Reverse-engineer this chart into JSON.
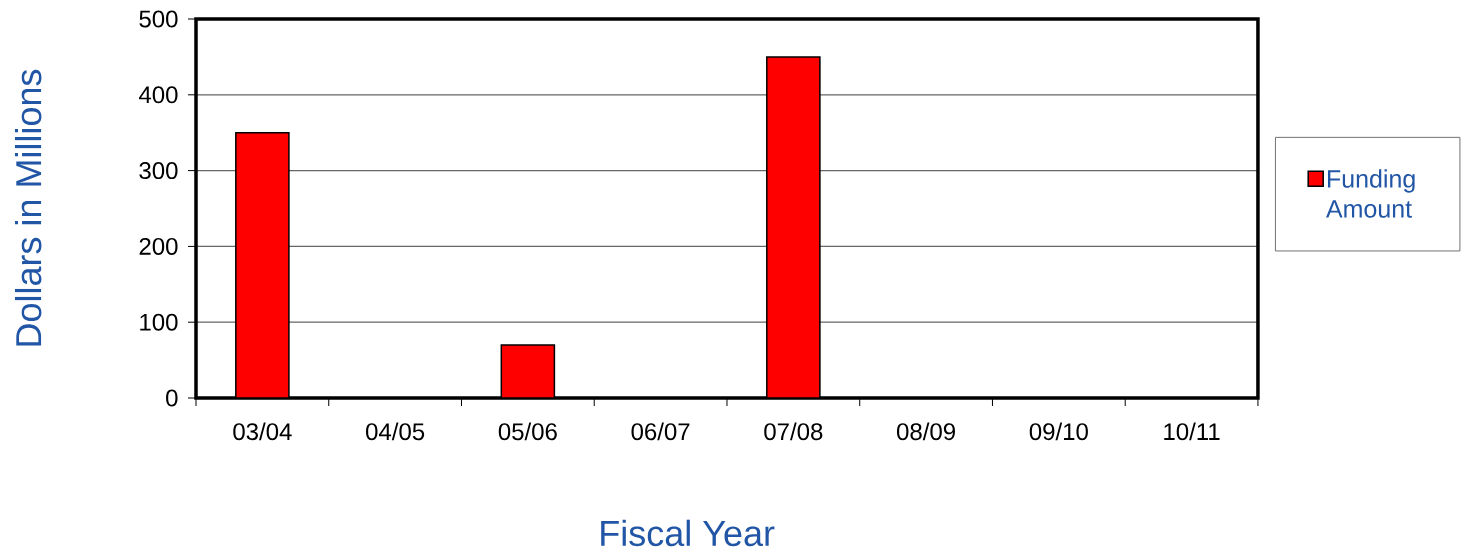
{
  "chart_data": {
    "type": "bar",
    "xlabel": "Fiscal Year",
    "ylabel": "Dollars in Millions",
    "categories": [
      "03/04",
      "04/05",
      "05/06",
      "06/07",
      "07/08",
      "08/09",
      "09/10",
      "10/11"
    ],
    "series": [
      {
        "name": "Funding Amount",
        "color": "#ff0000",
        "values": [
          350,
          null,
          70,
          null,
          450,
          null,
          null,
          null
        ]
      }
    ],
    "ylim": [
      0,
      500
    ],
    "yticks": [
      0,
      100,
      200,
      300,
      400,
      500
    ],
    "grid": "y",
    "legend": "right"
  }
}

####################

**Task brief:** Write out the listing above again, exactly, but with no pictures in the copy.

**Written solution:**
Reverse-engineer this chart into JSON.
{
  "chart_data": {
    "type": "bar",
    "xlabel": "Fiscal Year",
    "ylabel": "Dollars in Millions",
    "categories": [
      "03/04",
      "04/05",
      "05/06",
      "06/07",
      "07/08",
      "08/09",
      "09/10",
      "10/11"
    ],
    "series": [
      {
        "name": "Funding Amount",
        "color": "#ff0000",
        "values": [
          350,
          null,
          70,
          null,
          450,
          null,
          null,
          null
        ]
      }
    ],
    "ylim": [
      0,
      500
    ],
    "yticks": [
      0,
      100,
      200,
      300,
      400,
      500
    ],
    "grid": "y",
    "legend": "right"
  }
}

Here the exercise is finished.